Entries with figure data
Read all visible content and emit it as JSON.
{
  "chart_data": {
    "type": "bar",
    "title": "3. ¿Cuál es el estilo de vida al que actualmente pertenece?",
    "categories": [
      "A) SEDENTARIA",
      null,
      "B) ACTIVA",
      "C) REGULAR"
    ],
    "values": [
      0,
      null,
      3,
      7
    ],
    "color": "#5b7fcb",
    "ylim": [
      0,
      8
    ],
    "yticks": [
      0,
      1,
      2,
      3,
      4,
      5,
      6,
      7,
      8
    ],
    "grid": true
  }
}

### REQUIREMENT
Repeat the records above exactly, leaving none out.

### ANSWER TO THE PROBLEM
Read all visible content and emit it as JSON.
{
  "chart_data": {
    "type": "bar",
    "title": "3. ¿Cuál es el estilo de vida al que actualmente pertenece?",
    "categories": [
      "A) SEDENTARIA",
      null,
      "B) ACTIVA",
      "C) REGULAR"
    ],
    "values": [
      0,
      null,
      3,
      7
    ],
    "color": "#5b7fcb",
    "ylim": [
      0,
      8
    ],
    "yticks": [
      0,
      1,
      2,
      3,
      4,
      5,
      6,
      7,
      8
    ],
    "grid": true
  }
}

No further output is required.